■ **SHORT PROBLEM**: Where a line contains the word "products", copy that line.

■ **DATA FOR THIS TASK**:
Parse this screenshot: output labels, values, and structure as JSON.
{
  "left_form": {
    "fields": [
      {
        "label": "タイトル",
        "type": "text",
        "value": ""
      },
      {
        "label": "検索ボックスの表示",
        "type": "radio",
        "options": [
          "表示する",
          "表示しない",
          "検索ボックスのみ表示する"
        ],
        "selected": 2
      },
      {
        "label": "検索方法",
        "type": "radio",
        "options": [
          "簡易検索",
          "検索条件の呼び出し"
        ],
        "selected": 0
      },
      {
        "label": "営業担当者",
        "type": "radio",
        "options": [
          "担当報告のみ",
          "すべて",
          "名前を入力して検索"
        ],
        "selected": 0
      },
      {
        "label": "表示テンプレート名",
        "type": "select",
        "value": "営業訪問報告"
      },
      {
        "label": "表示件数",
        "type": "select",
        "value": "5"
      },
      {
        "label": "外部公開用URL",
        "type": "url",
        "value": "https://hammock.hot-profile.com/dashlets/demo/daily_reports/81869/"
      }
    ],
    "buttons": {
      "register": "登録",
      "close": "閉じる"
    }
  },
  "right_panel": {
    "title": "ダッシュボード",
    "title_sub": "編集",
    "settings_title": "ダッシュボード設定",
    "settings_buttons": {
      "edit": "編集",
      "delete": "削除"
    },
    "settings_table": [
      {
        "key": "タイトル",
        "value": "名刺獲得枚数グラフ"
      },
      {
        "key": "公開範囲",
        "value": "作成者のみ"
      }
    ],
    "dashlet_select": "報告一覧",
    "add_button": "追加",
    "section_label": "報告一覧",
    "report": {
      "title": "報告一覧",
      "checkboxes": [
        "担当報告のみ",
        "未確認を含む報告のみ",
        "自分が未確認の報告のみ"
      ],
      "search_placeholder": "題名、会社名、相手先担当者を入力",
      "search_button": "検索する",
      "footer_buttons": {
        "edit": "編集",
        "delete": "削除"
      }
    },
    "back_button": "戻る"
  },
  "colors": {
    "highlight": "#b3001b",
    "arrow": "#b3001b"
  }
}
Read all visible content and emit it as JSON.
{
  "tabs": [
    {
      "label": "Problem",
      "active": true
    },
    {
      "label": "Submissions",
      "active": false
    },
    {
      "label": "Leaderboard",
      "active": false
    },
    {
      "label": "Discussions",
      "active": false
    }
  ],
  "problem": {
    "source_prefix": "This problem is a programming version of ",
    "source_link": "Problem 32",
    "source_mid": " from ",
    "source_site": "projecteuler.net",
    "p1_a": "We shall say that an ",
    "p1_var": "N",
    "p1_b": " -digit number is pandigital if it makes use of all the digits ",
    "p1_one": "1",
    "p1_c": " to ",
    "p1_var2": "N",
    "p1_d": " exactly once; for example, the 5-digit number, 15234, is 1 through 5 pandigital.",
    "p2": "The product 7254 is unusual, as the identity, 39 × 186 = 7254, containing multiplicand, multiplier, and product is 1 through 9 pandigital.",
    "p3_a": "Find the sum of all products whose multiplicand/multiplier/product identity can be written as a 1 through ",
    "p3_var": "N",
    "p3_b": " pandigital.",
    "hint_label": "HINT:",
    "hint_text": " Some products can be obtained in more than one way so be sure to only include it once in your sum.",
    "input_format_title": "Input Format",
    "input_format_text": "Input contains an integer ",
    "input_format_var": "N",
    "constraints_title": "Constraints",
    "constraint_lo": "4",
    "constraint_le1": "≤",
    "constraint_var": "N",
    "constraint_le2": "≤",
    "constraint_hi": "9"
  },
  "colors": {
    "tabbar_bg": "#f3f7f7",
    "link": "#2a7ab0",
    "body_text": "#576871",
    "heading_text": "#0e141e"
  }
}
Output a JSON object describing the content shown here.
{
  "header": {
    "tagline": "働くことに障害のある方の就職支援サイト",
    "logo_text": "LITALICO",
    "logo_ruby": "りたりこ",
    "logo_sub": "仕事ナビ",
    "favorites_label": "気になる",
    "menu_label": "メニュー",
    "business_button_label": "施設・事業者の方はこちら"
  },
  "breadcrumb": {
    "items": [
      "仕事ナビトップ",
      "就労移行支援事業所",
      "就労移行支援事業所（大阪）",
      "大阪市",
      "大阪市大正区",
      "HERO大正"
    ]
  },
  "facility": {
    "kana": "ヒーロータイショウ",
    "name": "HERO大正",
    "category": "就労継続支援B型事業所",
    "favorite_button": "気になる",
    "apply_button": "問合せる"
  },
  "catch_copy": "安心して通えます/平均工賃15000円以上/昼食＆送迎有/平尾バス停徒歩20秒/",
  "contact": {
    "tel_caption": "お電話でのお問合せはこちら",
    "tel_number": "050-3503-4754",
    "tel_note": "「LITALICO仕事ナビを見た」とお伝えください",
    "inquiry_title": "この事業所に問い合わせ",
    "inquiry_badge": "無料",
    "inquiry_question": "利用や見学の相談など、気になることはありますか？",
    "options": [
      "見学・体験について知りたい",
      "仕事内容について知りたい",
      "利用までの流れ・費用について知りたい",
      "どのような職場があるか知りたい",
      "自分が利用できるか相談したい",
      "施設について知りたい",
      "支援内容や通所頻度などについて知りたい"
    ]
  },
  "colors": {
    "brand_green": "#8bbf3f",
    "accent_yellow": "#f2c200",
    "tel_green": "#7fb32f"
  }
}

■ **OUTPUT OF THE EXERCISE**:
    "p3_a": "Find the sum of all products whose multiplicand/multiplier/product identity can be written as a 1 through ",
    "hint_text": " Some products can be obtained in more than one way so be sure to only include it once in your sum.",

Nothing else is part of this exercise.